● Short task
Locate the line that contains "Extract all readable text from this page.". Copy it and every following line through the end of the records, exactly, and include nothing else.

— start Material for this task —

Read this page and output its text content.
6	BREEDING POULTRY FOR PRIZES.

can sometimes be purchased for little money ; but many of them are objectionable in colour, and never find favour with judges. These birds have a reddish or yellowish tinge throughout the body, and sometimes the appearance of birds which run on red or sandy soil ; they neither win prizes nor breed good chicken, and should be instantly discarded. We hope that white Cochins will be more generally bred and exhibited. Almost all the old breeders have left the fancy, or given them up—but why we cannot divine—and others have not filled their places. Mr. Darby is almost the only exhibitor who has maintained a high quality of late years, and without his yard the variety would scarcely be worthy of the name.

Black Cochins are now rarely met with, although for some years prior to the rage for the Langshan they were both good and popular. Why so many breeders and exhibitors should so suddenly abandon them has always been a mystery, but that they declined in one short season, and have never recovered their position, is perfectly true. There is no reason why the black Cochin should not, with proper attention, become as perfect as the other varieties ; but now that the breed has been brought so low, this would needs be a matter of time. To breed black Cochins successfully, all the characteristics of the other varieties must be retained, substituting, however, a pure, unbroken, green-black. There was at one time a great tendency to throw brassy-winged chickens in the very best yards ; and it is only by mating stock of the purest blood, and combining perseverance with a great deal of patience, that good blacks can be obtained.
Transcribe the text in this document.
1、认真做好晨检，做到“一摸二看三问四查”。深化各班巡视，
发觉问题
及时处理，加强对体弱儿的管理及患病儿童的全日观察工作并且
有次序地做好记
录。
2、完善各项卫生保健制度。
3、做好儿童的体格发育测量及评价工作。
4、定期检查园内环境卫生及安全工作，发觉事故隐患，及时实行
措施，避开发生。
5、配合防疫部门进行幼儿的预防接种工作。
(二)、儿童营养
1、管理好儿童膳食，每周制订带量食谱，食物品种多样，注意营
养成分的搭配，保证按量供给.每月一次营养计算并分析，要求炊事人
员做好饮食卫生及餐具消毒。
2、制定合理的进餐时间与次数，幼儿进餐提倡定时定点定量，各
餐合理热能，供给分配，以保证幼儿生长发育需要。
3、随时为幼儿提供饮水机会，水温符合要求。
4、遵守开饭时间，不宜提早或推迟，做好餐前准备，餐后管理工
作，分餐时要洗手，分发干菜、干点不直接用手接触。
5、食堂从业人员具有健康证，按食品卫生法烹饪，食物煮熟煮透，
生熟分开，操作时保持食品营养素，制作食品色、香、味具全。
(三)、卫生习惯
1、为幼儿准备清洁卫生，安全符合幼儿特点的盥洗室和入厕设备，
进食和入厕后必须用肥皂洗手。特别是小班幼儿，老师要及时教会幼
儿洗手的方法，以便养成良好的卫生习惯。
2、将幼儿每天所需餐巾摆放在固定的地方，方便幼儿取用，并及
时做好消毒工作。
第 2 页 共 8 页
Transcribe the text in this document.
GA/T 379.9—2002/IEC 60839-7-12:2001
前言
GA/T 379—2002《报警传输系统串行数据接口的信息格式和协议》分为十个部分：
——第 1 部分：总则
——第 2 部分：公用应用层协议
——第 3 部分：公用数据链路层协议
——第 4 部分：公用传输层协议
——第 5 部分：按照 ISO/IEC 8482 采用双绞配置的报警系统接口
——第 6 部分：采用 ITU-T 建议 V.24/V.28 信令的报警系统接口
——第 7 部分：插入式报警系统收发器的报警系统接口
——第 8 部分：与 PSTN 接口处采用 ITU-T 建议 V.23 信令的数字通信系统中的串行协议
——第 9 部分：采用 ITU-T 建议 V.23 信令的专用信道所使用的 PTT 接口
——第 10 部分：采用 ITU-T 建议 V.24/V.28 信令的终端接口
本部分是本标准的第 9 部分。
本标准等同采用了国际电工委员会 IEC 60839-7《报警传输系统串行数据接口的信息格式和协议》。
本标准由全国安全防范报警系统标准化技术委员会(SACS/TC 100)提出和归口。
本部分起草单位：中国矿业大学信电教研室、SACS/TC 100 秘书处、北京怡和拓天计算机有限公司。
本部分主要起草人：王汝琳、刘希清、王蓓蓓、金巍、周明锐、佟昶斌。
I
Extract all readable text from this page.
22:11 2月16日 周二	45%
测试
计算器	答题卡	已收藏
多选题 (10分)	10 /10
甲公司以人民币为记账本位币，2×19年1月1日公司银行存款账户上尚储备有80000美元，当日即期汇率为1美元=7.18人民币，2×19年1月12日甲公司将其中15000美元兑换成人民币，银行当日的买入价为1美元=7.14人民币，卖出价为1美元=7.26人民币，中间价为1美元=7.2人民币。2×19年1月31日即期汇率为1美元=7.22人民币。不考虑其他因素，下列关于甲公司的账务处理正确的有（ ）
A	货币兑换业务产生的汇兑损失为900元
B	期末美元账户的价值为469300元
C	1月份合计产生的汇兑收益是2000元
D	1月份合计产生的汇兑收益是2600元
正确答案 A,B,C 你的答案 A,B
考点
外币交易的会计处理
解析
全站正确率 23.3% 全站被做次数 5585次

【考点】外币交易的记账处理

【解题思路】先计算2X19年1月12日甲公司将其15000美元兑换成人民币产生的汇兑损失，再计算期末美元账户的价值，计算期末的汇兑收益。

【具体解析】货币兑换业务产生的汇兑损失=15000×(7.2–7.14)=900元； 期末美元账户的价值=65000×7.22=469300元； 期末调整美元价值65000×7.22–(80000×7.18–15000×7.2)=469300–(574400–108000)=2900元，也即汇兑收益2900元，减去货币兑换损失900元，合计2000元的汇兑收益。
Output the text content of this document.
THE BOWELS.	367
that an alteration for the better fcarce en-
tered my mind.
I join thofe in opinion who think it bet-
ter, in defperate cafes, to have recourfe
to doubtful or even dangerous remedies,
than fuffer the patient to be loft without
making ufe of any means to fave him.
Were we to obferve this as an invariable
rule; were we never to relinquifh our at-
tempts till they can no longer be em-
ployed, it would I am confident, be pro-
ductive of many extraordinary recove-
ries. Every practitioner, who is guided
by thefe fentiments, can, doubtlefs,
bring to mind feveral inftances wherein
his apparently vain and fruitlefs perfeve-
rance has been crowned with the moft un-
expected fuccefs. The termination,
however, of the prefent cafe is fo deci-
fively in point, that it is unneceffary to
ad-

— end Material for this task —

● Response to this task
Extract all readable text from this page.
22:11 2月16日 周二	45%
测试
计算器	答题卡	已收藏
多选题 (10分)	10 /10
甲公司以人民币为记账本位币，2×19年1月1日公司银行存款账户上尚储备有80000美元，当日即期汇率为1美元=7.18人民币，2×19年1月12日甲公司将其中15000美元兑换成人民币，银行当日的买入价为1美元=7.14人民币，卖出价为1美元=7.26人民币，中间价为1美元=7.2人民币。2×19年1月31日即期汇率为1美元=7.22人民币。不考虑其他因素，下列关于甲公司的账务处理正确的有（ ）
A	货币兑换业务产生的汇兑损失为900元
B	期末美元账户的价值为469300元
C	1月份合计产生的汇兑收益是2000元
D	1月份合计产生的汇兑收益是2600元
正确答案 A,B,C 你的答案 A,B
考点
外币交易的会计处理
解析
全站正确率 23.3% 全站被做次数 5585次

【考点】外币交易的记账处理

【解题思路】先计算2X19年1月12日甲公司将其15000美元兑换成人民币产生的汇兑损失，再计算期末美元账户的价值，计算期末的汇兑收益。

【具体解析】货币兑换业务产生的汇兑损失=15000×(7.2–7.14)=900元； 期末美元账户的价值=65000×7.22=469300元； 期末调整美元价值65000×7.22–(80000×7.18–15000×7.2)=469300–(574400–108000)=2900元，也即汇兑收益2900元，减去货币兑换损失900元，合计2000元的汇兑收益。
Output the text content of this document.
THE BOWELS.	367
that an alteration for the better fcarce en-
tered my mind.
I join thofe in opinion who think it bet-
ter, in defperate cafes, to have recourfe
to doubtful or even dangerous remedies,
than fuffer the patient to be loft without
making ufe of any means to fave him.
Were we to obferve this as an invariable
rule; were we never to relinquifh our at-
tempts till they can no longer be em-
ployed, it would I am confident, be pro-
ductive of many extraordinary recove-
ries. Every practitioner, who is guided
by thefe fentiments, can, doubtlefs,
bring to mind feveral inftances wherein
his apparently vain and fruitlefs perfeve-
rance has been crowned with the moft un-
expected fuccefs. The termination,
however, of the prefent cafe is fo deci-
fively in point, that it is unneceffary to
ad-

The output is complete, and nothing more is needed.